Extracted data
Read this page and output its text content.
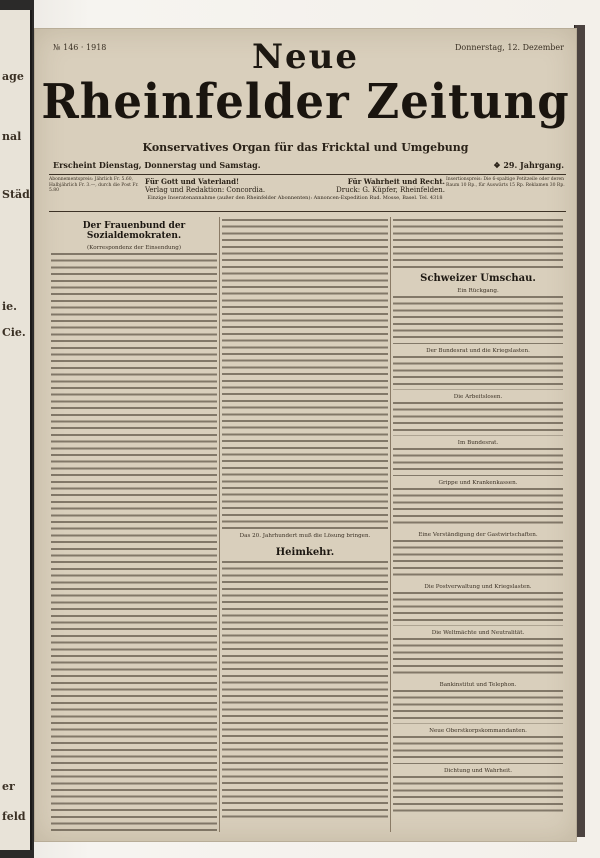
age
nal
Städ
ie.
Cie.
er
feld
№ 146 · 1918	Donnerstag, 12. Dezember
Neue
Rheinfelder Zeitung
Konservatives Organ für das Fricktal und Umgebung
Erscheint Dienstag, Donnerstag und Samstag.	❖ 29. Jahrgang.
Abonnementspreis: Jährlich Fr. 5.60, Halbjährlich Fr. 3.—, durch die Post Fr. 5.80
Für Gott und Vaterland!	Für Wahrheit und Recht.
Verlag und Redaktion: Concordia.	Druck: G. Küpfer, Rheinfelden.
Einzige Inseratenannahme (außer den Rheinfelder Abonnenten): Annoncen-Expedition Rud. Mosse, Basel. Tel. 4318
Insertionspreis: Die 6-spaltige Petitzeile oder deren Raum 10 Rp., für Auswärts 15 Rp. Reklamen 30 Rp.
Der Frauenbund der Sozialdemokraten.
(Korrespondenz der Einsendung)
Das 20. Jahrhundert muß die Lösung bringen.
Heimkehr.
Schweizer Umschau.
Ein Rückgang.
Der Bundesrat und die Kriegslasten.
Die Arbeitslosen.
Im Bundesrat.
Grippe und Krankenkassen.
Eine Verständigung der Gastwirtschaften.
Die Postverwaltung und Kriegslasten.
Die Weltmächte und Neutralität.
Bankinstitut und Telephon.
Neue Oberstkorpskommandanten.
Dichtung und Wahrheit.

Given problem
Transcribe the listing in full and omit the pictures.

Complete output
Read this page and output its text content.
age
nal
Städ
ie.
Cie.
er
feld
№ 146 · 1918	Donnerstag, 12. Dezember
Neue
Rheinfelder Zeitung
Konservatives Organ für das Fricktal und Umgebung
Erscheint Dienstag, Donnerstag und Samstag.	❖ 29. Jahrgang.
Abonnementspreis: Jährlich Fr. 5.60, Halbjährlich Fr. 3.—, durch die Post Fr. 5.80
Für Gott und Vaterland!	Für Wahrheit und Recht.
Verlag und Redaktion: Concordia.	Druck: G. Küpfer, Rheinfelden.
Einzige Inseratenannahme (außer den Rheinfelder Abonnenten): Annoncen-Expedition Rud. Mosse, Basel. Tel. 4318
Insertionspreis: Die 6-spaltige Petitzeile oder deren Raum 10 Rp., für Auswärts 15 Rp. Reklamen 30 Rp.
Der Frauenbund der Sozialdemokraten.
(Korrespondenz der Einsendung)
Das 20. Jahrhundert muß die Lösung bringen.
Heimkehr.
Schweizer Umschau.
Ein Rückgang.
Der Bundesrat und die Kriegslasten.
Die Arbeitslosen.
Im Bundesrat.
Grippe und Krankenkassen.
Eine Verständigung der Gastwirtschaften.
Die Postverwaltung und Kriegslasten.
Die Weltmächte und Neutralität.
Bankinstitut und Telephon.
Neue Oberstkorpskommandanten.
Dichtung und Wahrheit.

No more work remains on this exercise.